SUPPLIED DATA ->
--- --- ---

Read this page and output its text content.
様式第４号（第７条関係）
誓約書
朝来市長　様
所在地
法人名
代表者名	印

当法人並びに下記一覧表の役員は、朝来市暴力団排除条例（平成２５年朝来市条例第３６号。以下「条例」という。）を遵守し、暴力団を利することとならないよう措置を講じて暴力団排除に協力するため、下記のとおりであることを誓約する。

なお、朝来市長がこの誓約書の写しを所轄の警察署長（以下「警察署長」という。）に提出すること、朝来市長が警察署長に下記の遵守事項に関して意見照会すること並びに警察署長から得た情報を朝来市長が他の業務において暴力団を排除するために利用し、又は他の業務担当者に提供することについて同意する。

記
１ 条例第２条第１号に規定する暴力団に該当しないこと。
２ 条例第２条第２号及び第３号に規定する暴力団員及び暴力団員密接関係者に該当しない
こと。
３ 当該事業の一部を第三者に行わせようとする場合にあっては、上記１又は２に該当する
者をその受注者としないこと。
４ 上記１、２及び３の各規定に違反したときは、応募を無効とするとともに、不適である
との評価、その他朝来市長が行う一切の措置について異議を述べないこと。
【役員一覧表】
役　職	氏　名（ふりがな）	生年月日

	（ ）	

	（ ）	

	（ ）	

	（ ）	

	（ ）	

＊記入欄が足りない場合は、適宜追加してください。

--- --- ---

PROBLEM ->
Reproduce every line of the material above exactly.

CORRECT RESULT ->
Read this page and output its text content.
様式第４号（第７条関係）
誓約書
朝来市長　様
所在地
法人名
代表者名	印

当法人並びに下記一覧表の役員は、朝来市暴力団排除条例（平成２５年朝来市条例第３６号。以下「条例」という。）を遵守し、暴力団を利することとならないよう措置を講じて暴力団排除に協力するため、下記のとおりであることを誓約する。

なお、朝来市長がこの誓約書の写しを所轄の警察署長（以下「警察署長」という。）に提出すること、朝来市長が警察署長に下記の遵守事項に関して意見照会すること並びに警察署長から得た情報を朝来市長が他の業務において暴力団を排除するために利用し、又は他の業務担当者に提供することについて同意する。

記
１ 条例第２条第１号に規定する暴力団に該当しないこと。
２ 条例第２条第２号及び第３号に規定する暴力団員及び暴力団員密接関係者に該当しない
こと。
３ 当該事業の一部を第三者に行わせようとする場合にあっては、上記１又は２に該当する
者をその受注者としないこと。
４ 上記１、２及び３の各規定に違反したときは、応募を無効とするとともに、不適である
との評価、その他朝来市長が行う一切の措置について異議を述べないこと。
【役員一覧表】
役　職	氏　名（ふりがな）	生年月日

	（ ）	

	（ ）	

	（ ）	

	（ ）	

	（ ）	

＊記入欄が足りない場合は、適宜追加してください。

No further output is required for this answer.